What you are asked to do: Give the data again, word for word.

Input:
* Begin *
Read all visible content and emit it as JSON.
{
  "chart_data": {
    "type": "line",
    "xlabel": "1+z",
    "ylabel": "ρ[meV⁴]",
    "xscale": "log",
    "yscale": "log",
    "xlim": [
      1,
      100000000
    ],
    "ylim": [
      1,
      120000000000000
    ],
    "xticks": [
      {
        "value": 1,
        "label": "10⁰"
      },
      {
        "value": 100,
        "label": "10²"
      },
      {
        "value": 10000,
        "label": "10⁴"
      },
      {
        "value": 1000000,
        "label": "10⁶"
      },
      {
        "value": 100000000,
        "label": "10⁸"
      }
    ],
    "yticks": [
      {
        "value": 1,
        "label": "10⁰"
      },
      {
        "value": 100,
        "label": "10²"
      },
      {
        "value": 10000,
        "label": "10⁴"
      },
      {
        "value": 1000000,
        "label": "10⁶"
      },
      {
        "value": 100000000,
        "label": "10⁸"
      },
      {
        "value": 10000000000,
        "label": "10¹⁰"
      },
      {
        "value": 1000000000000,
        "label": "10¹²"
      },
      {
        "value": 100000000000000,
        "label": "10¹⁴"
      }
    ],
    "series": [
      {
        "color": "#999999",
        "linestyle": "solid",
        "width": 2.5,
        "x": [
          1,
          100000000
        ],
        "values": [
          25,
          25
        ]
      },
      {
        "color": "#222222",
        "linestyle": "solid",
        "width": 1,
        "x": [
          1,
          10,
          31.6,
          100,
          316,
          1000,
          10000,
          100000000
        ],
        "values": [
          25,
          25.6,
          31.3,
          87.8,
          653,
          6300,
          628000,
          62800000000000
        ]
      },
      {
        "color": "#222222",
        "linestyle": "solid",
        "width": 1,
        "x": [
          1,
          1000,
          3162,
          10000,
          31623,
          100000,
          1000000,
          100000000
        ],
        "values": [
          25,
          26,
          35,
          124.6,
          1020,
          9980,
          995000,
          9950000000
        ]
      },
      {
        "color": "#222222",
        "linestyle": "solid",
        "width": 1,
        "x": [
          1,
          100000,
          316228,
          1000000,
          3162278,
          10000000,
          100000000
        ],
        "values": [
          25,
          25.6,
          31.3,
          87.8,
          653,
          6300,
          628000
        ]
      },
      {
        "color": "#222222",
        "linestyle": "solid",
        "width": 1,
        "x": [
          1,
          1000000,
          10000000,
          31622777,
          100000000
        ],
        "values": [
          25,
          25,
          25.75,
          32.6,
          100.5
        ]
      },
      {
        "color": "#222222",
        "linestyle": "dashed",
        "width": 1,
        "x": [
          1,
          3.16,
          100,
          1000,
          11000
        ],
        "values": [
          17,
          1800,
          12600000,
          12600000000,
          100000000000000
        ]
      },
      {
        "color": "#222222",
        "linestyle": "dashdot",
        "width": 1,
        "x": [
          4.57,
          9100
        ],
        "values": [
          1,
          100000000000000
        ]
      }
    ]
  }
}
* End *
Output for this task:
Read all visible content and emit it as JSON.
{
  "chart_data": {
    "type": "line",
    "xlabel": "1+z",
    "ylabel": "ρ[meV⁴]",
    "xscale": "log",
    "yscale": "log",
    "xlim": [
      1,
      100000000
    ],
    "ylim": [
      1,
      120000000000000
    ],
    "xticks": [
      {
        "value": 1,
        "label": "10⁰"
      },
      {
        "value": 100,
        "label": "10²"
      },
      {
        "value": 10000,
        "label": "10⁴"
      },
      {
        "value": 1000000,
        "label": "10⁶"
      },
      {
        "value": 100000000,
        "label": "10⁸"
      }
    ],
    "yticks": [
      {
        "value": 1,
        "label": "10⁰"
      },
      {
        "value": 100,
        "label": "10²"
      },
      {
        "value": 10000,
        "label": "10⁴"
      },
      {
        "value": 1000000,
        "label": "10⁶"
      },
      {
        "value": 100000000,
        "label": "10⁸"
      },
      {
        "value": 10000000000,
        "label": "10¹⁰"
      },
      {
        "value": 1000000000000,
        "label": "10¹²"
      },
      {
        "value": 100000000000000,
        "label": "10¹⁴"
      }
    ],
    "series": [
      {
        "color": "#999999",
        "linestyle": "solid",
        "width": 2.5,
        "x": [
          1,
          100000000
        ],
        "values": [
          25,
          25
        ]
      },
      {
        "color": "#222222",
        "linestyle": "solid",
        "width": 1,
        "x": [
          1,
          10,
          31.6,
          100,
          316,
          1000,
          10000,
          100000000
        ],
        "values": [
          25,
          25.6,
          31.3,
          87.8,
          653,
          6300,
          628000,
          62800000000000
        ]
      },
      {
        "color": "#222222",
        "linestyle": "solid",
        "width": 1,
        "x": [
          1,
          1000,
          3162,
          10000,
          31623,
          100000,
          1000000,
          100000000
        ],
        "values": [
          25,
          26,
          35,
          124.6,
          1020,
          9980,
          995000,
          9950000000
        ]
      },
      {
        "color": "#222222",
        "linestyle": "solid",
        "width": 1,
        "x": [
          1,
          100000,
          316228,
          1000000,
          3162278,
          10000000,
          100000000
        ],
        "values": [
          25,
          25.6,
          31.3,
          87.8,
          653,
          6300,
          628000
        ]
      },
      {
        "color": "#222222",
        "linestyle": "solid",
        "width": 1,
        "x": [
          1,
          1000000,
          10000000,
          31622777,
          100000000
        ],
        "values": [
          25,
          25,
          25.75,
          32.6,
          100.5
        ]
      },
      {
        "color": "#222222",
        "linestyle": "dashed",
        "width": 1,
        "x": [
          1,
          3.16,
          100,
          1000,
          11000
        ],
        "values": [
          17,
          1800,
          12600000,
          12600000000,
          100000000000000
        ]
      },
      {
        "color": "#222222",
        "linestyle": "dashdot",
        "width": 1,
        "x": [
          4.57,
          9100
        ],
        "values": [
          1,
          100000000000000
        ]
      }
    ]
  }
}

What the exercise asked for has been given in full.